Output all of the entries below precisely as written.

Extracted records
** begin **
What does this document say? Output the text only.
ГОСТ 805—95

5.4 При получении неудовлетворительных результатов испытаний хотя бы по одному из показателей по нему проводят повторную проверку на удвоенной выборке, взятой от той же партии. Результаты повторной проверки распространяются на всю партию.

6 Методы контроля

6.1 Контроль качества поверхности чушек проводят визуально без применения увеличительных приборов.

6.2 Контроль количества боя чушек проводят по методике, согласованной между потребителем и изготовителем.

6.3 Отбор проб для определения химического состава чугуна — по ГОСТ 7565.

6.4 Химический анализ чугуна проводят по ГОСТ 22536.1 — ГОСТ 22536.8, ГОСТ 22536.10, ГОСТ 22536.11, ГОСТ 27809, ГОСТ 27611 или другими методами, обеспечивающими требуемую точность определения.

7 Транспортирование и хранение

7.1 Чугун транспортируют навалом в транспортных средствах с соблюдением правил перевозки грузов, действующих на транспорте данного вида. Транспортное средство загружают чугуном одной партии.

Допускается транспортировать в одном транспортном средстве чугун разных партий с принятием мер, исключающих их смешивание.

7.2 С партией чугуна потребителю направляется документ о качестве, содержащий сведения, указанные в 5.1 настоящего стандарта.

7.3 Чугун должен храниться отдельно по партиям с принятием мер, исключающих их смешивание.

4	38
** end **
- Result of this exercise -
What does this document say? Output the text only.
ГОСТ 805—95

5.4 При получении неудовлетворительных результатов испытаний хотя бы по одному из показателей по нему проводят повторную проверку на удвоенной выборке, взятой от той же партии. Результаты повторной проверки распространяются на всю партию.

6 Методы контроля

6.1 Контроль качества поверхности чушек проводят визуально без применения увеличительных приборов.

6.2 Контроль количества боя чушек проводят по методике, согласованной между потребителем и изготовителем.

6.3 Отбор проб для определения химического состава чугуна — по ГОСТ 7565.

6.4 Химический анализ чугуна проводят по ГОСТ 22536.1 — ГОСТ 22536.8, ГОСТ 22536.10, ГОСТ 22536.11, ГОСТ 27809, ГОСТ 27611 или другими методами, обеспечивающими требуемую точность определения.

7 Транспортирование и хранение

7.1 Чугун транспортируют навалом в транспортных средствах с соблюдением правил перевозки грузов, действующих на транспорте данного вида. Транспортное средство загружают чугуном одной партии.

Допускается транспортировать в одном транспортном средстве чугун разных партий с принятием мер, исключающих их смешивание.

7.2 С партией чугуна потребителю направляется документ о качестве, содержащий сведения, указанные в 5.1 настоящего стандарта.

7.3 Чугун должен храниться отдельно по партиям с принятием мер, исключающих их смешивание.

4	38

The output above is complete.